▶ _Given records_
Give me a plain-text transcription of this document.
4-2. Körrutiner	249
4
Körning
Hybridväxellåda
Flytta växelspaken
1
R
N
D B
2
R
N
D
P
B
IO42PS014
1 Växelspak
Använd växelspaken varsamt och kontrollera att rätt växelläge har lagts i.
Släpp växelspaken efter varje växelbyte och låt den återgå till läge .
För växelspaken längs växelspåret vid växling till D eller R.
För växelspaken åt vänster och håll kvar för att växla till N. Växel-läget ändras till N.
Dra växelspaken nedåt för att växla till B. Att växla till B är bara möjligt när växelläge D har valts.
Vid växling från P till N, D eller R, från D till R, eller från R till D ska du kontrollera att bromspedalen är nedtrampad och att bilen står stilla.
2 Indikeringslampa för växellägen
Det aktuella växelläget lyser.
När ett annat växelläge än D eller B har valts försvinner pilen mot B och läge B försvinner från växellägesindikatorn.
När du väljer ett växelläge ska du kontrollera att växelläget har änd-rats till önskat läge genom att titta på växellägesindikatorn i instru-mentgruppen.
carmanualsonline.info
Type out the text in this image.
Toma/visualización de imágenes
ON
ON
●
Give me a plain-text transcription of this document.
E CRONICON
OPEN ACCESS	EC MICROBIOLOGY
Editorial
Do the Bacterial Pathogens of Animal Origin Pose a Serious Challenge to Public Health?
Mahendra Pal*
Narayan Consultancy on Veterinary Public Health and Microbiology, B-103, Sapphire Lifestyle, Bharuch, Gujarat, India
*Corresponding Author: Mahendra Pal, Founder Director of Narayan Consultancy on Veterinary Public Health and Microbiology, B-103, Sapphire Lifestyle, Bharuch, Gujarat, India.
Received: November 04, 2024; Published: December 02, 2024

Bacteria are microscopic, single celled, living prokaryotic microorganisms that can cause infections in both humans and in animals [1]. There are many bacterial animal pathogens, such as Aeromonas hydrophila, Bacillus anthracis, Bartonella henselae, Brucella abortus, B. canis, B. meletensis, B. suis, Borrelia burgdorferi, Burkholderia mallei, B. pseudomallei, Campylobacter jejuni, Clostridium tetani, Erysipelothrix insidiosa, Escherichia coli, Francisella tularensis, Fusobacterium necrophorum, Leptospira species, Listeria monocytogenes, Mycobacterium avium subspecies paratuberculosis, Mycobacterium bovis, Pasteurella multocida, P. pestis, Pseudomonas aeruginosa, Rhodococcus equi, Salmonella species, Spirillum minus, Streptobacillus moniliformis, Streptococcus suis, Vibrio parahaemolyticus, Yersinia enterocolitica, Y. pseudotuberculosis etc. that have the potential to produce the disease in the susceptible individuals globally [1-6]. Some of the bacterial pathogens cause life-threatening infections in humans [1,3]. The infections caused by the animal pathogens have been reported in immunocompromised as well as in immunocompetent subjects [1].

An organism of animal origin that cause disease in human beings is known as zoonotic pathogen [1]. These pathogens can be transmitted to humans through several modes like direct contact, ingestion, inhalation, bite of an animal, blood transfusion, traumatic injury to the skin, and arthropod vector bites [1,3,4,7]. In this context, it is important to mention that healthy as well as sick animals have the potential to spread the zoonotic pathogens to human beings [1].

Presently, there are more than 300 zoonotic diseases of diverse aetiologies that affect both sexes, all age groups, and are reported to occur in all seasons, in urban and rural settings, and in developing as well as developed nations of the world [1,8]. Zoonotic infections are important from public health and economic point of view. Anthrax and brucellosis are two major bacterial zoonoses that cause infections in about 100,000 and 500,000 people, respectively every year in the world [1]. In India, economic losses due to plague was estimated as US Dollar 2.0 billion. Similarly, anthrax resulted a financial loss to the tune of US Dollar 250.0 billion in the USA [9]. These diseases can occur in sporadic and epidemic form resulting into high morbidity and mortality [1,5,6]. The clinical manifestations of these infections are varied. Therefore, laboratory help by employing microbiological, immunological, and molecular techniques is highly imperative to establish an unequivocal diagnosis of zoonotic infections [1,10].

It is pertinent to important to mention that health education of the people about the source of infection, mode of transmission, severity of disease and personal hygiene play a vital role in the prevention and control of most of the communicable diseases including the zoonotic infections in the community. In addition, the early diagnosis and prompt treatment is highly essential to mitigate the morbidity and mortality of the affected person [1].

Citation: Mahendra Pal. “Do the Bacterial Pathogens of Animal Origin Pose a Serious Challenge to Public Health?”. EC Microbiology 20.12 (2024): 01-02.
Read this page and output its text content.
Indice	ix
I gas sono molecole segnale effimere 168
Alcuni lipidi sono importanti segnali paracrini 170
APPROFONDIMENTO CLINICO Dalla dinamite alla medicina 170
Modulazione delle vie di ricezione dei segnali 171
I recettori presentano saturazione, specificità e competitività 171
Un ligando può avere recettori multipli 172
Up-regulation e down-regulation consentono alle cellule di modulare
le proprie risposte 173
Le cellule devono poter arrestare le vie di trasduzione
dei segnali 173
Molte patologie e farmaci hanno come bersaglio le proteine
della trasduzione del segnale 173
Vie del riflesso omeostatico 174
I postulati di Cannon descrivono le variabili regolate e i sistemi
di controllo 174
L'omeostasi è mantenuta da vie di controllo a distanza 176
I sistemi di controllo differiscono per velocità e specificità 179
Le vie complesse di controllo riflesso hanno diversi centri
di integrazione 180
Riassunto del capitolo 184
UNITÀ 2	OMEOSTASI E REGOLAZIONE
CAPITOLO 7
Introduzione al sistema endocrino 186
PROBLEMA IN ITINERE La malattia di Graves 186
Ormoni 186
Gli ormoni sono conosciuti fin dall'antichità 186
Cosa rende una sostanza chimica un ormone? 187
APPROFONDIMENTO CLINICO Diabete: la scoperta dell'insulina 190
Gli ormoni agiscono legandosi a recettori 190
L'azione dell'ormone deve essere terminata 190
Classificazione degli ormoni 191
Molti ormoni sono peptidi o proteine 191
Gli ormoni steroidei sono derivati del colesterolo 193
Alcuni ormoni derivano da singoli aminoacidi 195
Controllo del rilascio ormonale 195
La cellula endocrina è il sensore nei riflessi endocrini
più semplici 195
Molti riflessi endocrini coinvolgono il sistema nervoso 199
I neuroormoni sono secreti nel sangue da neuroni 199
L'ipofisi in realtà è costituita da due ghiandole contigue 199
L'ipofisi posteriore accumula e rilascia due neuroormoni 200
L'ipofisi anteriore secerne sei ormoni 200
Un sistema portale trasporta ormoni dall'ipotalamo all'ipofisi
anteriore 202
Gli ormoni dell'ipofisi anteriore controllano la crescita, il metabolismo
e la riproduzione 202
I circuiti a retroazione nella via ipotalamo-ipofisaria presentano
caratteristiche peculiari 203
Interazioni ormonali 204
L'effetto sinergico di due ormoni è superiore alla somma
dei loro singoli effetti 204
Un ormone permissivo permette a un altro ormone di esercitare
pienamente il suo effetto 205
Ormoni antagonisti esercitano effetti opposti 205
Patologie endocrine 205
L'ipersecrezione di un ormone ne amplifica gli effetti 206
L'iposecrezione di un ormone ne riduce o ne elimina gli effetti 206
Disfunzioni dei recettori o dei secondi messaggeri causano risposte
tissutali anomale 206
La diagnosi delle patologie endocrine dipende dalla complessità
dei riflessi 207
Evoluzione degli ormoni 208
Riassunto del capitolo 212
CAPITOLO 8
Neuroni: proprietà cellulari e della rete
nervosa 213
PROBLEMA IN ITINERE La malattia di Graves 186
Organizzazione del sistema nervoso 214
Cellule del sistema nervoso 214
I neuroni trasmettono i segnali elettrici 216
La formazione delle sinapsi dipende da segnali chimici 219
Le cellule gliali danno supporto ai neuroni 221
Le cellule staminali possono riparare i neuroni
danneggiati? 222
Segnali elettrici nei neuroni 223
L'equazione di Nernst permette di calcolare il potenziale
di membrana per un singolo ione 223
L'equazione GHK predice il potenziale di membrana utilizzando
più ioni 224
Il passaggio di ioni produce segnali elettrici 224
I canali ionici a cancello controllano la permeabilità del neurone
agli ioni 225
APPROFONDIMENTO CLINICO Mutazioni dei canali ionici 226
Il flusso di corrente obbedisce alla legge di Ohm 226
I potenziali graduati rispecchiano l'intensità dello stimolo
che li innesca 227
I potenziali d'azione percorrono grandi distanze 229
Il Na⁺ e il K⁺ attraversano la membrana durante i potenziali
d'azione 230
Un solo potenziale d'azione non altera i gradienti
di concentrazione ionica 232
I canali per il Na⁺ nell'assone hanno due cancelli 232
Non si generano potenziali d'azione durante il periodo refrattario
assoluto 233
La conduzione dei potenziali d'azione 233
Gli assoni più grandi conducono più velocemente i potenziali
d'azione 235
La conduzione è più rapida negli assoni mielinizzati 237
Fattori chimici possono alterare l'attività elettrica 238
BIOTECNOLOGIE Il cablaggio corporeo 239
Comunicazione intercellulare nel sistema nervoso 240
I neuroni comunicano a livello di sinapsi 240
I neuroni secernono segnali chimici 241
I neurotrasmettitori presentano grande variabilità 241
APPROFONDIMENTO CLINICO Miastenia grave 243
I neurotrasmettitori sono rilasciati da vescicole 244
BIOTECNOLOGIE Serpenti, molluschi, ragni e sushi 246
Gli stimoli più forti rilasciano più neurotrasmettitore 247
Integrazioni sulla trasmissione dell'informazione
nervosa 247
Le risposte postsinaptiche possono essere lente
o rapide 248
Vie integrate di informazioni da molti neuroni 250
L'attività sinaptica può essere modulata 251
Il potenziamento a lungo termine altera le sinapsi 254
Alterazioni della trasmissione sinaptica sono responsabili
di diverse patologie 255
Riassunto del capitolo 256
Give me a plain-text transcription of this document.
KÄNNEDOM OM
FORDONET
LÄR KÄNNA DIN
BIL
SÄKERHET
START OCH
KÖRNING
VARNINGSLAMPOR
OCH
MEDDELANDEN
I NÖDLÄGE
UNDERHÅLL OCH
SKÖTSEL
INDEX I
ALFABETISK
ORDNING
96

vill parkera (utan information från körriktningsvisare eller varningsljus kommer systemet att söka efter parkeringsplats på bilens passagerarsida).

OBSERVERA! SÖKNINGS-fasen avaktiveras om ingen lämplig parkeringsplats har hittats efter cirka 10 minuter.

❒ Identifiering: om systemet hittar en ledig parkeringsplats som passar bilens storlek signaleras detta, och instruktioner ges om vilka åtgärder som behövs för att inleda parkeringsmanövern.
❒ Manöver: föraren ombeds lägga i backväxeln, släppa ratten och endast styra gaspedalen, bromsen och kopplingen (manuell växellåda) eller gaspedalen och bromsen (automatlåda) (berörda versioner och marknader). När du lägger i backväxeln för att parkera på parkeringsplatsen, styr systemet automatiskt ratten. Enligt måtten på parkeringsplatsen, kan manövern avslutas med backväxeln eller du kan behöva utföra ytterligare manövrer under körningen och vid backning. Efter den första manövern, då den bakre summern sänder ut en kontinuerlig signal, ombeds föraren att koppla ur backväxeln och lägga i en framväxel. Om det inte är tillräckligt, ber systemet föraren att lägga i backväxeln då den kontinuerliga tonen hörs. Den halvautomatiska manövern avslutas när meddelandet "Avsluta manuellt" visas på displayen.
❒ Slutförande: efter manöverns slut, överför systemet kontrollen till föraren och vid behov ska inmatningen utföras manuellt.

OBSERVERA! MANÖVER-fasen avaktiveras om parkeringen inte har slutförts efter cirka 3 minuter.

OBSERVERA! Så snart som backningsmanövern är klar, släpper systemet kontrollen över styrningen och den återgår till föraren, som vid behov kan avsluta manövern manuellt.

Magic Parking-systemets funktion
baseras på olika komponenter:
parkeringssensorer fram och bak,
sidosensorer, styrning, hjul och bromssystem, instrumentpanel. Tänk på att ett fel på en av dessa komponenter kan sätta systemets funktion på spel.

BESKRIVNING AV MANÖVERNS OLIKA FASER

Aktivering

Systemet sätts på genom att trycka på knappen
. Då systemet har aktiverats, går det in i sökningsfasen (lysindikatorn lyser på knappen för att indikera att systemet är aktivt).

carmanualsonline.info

▶ _Instructions for the task_
The lines holding the string "specificità" in the listing above are what you should copy out.

▶ _Answer section_
I recettori presentano saturazione, specificità e competitività 171
I sistemi di controllo differiscono per velocità e specificità 179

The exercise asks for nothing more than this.